* BEGIN *
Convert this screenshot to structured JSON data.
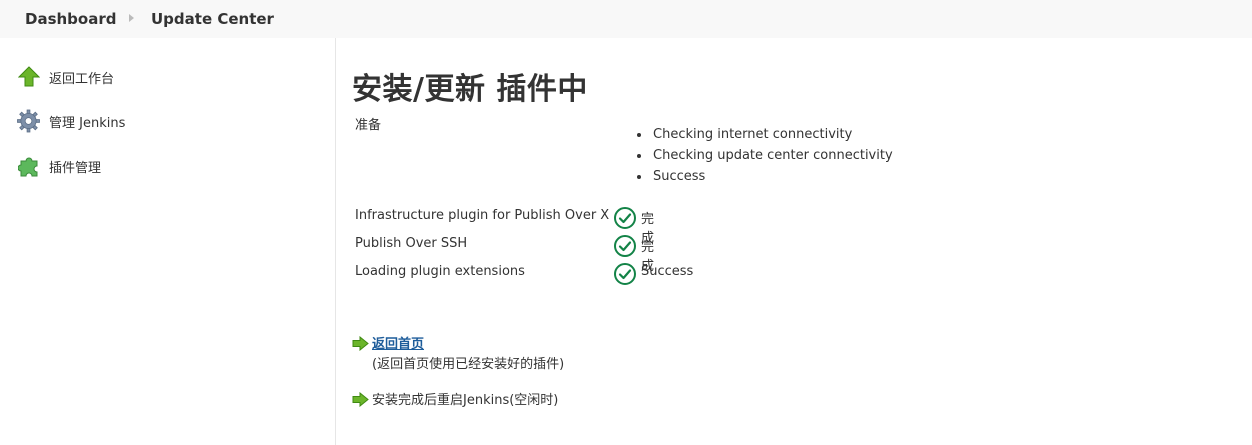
{
  "breadcrumb": {
    "items": [
      "Dashboard",
      "Update Center"
    ]
  },
  "sidebar": {
    "items": [
      {
        "label": "返回工作台",
        "icon": "up-arrow-icon"
      },
      {
        "label": "管理 Jenkins",
        "icon": "gear-icon"
      },
      {
        "label": "插件管理",
        "icon": "puzzle-icon"
      }
    ]
  },
  "main": {
    "title": "安装/更新 插件中",
    "preparation": {
      "label": "准备",
      "checks": [
        "Checking internet connectivity",
        "Checking update center connectivity",
        "Success"
      ]
    },
    "plugins": [
      {
        "name": "Infrastructure plugin for Publish Over X",
        "status": "完成"
      },
      {
        "name": "Publish Over SSH",
        "status": "完成"
      },
      {
        "name": "Loading plugin extensions",
        "status": "Success"
      }
    ],
    "actions": {
      "back_home_link": "返回首页",
      "back_home_desc": "(返回首页使用已经安装好的插件)",
      "restart_label": "安装完成后重启Jenkins(空闲时)"
    }
  },
  "colors": {
    "success_green": "#138347",
    "arrow_green": "#6bb52a",
    "link_blue": "#1d5c9a"
  }
}
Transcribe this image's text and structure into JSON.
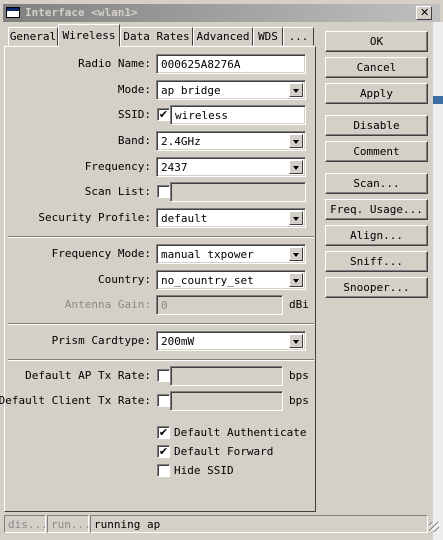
{
  "window": {
    "title": "Interface <wlan1>"
  },
  "tabs": [
    "General",
    "Wireless",
    "Data Rates",
    "Advanced",
    "WDS",
    "..."
  ],
  "active_tab": "Wireless",
  "form": {
    "radio_name": {
      "label": "Radio Name:",
      "value": "000625A8276A"
    },
    "mode": {
      "label": "Mode:",
      "value": "ap bridge"
    },
    "ssid": {
      "label": "SSID:",
      "value": "wireless",
      "checked": true,
      "check_mark": "✔"
    },
    "band": {
      "label": "Band:",
      "value": "2.4GHz"
    },
    "frequency": {
      "label": "Frequency:",
      "value": "2437"
    },
    "scan_list": {
      "label": "Scan List:",
      "value": ""
    },
    "security_profile": {
      "label": "Security Profile:",
      "value": "default"
    },
    "frequency_mode": {
      "label": "Frequency Mode:",
      "value": "manual txpower"
    },
    "country": {
      "label": "Country:",
      "value": "no_country_set"
    },
    "antenna_gain": {
      "label": "Antenna Gain:",
      "value": "0",
      "unit": "dBi"
    },
    "prism_cardtype": {
      "label": "Prism Cardtype:",
      "value": "200mW"
    },
    "default_ap_tx_rate": {
      "label": "Default AP Tx Rate:",
      "unit": "bps"
    },
    "default_client_tx_rate": {
      "label": "Default Client Tx Rate:",
      "unit": "bps"
    }
  },
  "checkboxes": {
    "default_authenticate": {
      "label": "Default Authenticate",
      "checked": true,
      "mark": "✔"
    },
    "default_forward": {
      "label": "Default Forward",
      "checked": true,
      "mark": "✔"
    },
    "hide_ssid": {
      "label": "Hide SSID",
      "checked": false
    }
  },
  "buttons": {
    "ok": "OK",
    "cancel": "Cancel",
    "apply": "Apply",
    "disable": "Disable",
    "comment": "Comment",
    "scan": "Scan...",
    "freq_usage": "Freq. Usage...",
    "align": "Align...",
    "sniff": "Sniff...",
    "snooper": "Snooper..."
  },
  "status_bar": {
    "seg1": "dis...",
    "seg2": "run...",
    "seg3": "running ap"
  },
  "colors": {
    "titlebar_start": "#808080",
    "titlebar_end": "#c0c0c0",
    "face": "#d4d0c8",
    "accent_blue": "#0a246a"
  }
}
* END *
* Task description: Restate the records above in full, word for word. Keep pictures out.

* Task response:
Convert this screenshot to structured JSON data.
{
  "breadcrumb": {
    "items": [
      "Dashboard",
      "Update Center"
    ]
  },
  "sidebar": {
    "items": [
      {
        "label": "返回工作台",
        "icon": "up-arrow-icon"
      },
      {
        "label": "管理 Jenkins",
        "icon": "gear-icon"
      },
      {
        "label": "插件管理",
        "icon": "puzzle-icon"
      }
    ]
  },
  "main": {
    "title": "安装/更新 插件中",
    "preparation": {
      "label": "准备",
      "checks": [
        "Checking internet connectivity",
        "Checking update center connectivity",
        "Success"
      ]
    },
    "plugins": [
      {
        "name": "Infrastructure plugin for Publish Over X",
        "status": "完成"
      },
      {
        "name": "Publish Over SSH",
        "status": "完成"
      },
      {
        "name": "Loading plugin extensions",
        "status": "Success"
      }
    ],
    "actions": {
      "back_home_link": "返回首页",
      "back_home_desc": "(返回首页使用已经安装好的插件)",
      "restart_label": "安装完成后重启Jenkins(空闲时)"
    }
  },
  "colors": {
    "success_green": "#138347",
    "arrow_green": "#6bb52a",
    "link_blue": "#1d5c9a"
  }
}
Transcribe this image's text and structure into JSON.
{
  "window": {
    "title": "Interface <wlan1>"
  },
  "tabs": [
    "General",
    "Wireless",
    "Data Rates",
    "Advanced",
    "WDS",
    "..."
  ],
  "active_tab": "Wireless",
  "form": {
    "radio_name": {
      "label": "Radio Name:",
      "value": "000625A8276A"
    },
    "mode": {
      "label": "Mode:",
      "value": "ap bridge"
    },
    "ssid": {
      "label": "SSID:",
      "value": "wireless",
      "checked": true,
      "check_mark": "✔"
    },
    "band": {
      "label": "Band:",
      "value": "2.4GHz"
    },
    "frequency": {
      "label": "Frequency:",
      "value": "2437"
    },
    "scan_list": {
      "label": "Scan List:",
      "value": ""
    },
    "security_profile": {
      "label": "Security Profile:",
      "value": "default"
    },
    "frequency_mode": {
      "label": "Frequency Mode:",
      "value": "manual txpower"
    },
    "country": {
      "label": "Country:",
      "value": "no_country_set"
    },
    "antenna_gain": {
      "label": "Antenna Gain:",
      "value": "0",
      "unit": "dBi"
    },
    "prism_cardtype": {
      "label": "Prism Cardtype:",
      "value": "200mW"
    },
    "default_ap_tx_rate": {
      "label": "Default AP Tx Rate:",
      "unit": "bps"
    },
    "default_client_tx_rate": {
      "label": "Default Client Tx Rate:",
      "unit": "bps"
    }
  },
  "checkboxes": {
    "default_authenticate": {
      "label": "Default Authenticate",
      "checked": true,
      "mark": "✔"
    },
    "default_forward": {
      "label": "Default Forward",
      "checked": true,
      "mark": "✔"
    },
    "hide_ssid": {
      "label": "Hide SSID",
      "checked": false
    }
  },
  "buttons": {
    "ok": "OK",
    "cancel": "Cancel",
    "apply": "Apply",
    "disable": "Disable",
    "comment": "Comment",
    "scan": "Scan...",
    "freq_usage": "Freq. Usage...",
    "align": "Align...",
    "sniff": "Sniff...",
    "snooper": "Snooper..."
  },
  "status_bar": {
    "seg1": "dis...",
    "seg2": "run...",
    "seg3": "running ap"
  },
  "colors": {
    "titlebar_start": "#808080",
    "titlebar_end": "#c0c0c0",
    "face": "#d4d0c8",
    "accent_blue": "#0a246a"
  }
}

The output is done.